====== RECORD SET ======
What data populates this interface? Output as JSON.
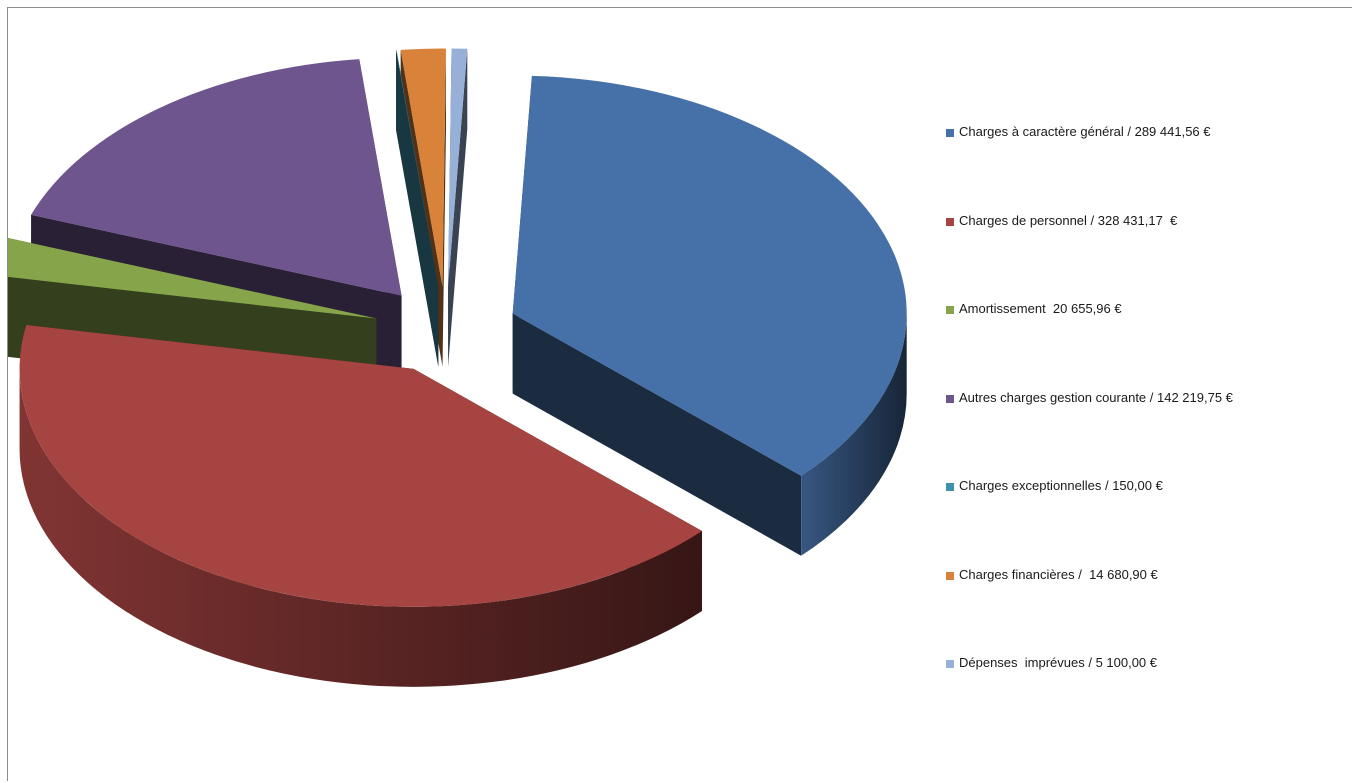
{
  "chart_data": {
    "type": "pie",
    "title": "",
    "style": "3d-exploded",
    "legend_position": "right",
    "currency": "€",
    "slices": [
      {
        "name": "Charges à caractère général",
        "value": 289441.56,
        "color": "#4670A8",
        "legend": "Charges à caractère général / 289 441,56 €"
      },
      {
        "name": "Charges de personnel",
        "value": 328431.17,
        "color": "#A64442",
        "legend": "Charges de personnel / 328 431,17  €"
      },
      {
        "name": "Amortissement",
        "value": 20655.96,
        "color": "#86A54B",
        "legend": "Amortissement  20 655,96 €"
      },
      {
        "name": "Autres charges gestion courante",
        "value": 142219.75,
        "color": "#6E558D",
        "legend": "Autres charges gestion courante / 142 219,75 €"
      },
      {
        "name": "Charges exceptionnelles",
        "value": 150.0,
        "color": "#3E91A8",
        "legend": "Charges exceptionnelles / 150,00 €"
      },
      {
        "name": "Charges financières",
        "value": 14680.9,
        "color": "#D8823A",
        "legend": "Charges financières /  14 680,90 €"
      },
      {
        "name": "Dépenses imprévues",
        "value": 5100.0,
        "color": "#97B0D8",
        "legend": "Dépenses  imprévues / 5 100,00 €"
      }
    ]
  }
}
======
**GIVEN REQUEST:** Print the complete listing exactly as it stands, without its pictures.

**SOLUTION TO THE EXERCISE:**
What data populates this interface? Output as JSON.
{
  "chart_data": {
    "type": "pie",
    "title": "",
    "style": "3d-exploded",
    "legend_position": "right",
    "currency": "€",
    "slices": [
      {
        "name": "Charges à caractère général",
        "value": 289441.56,
        "color": "#4670A8",
        "legend": "Charges à caractère général / 289 441,56 €"
      },
      {
        "name": "Charges de personnel",
        "value": 328431.17,
        "color": "#A64442",
        "legend": "Charges de personnel / 328 431,17  €"
      },
      {
        "name": "Amortissement",
        "value": 20655.96,
        "color": "#86A54B",
        "legend": "Amortissement  20 655,96 €"
      },
      {
        "name": "Autres charges gestion courante",
        "value": 142219.75,
        "color": "#6E558D",
        "legend": "Autres charges gestion courante / 142 219,75 €"
      },
      {
        "name": "Charges exceptionnelles",
        "value": 150.0,
        "color": "#3E91A8",
        "legend": "Charges exceptionnelles / 150,00 €"
      },
      {
        "name": "Charges financières",
        "value": 14680.9,
        "color": "#D8823A",
        "legend": "Charges financières /  14 680,90 €"
      },
      {
        "name": "Dépenses imprévues",
        "value": 5100.0,
        "color": "#97B0D8",
        "legend": "Dépenses  imprévues / 5 100,00 €"
      }
    ]
  }
}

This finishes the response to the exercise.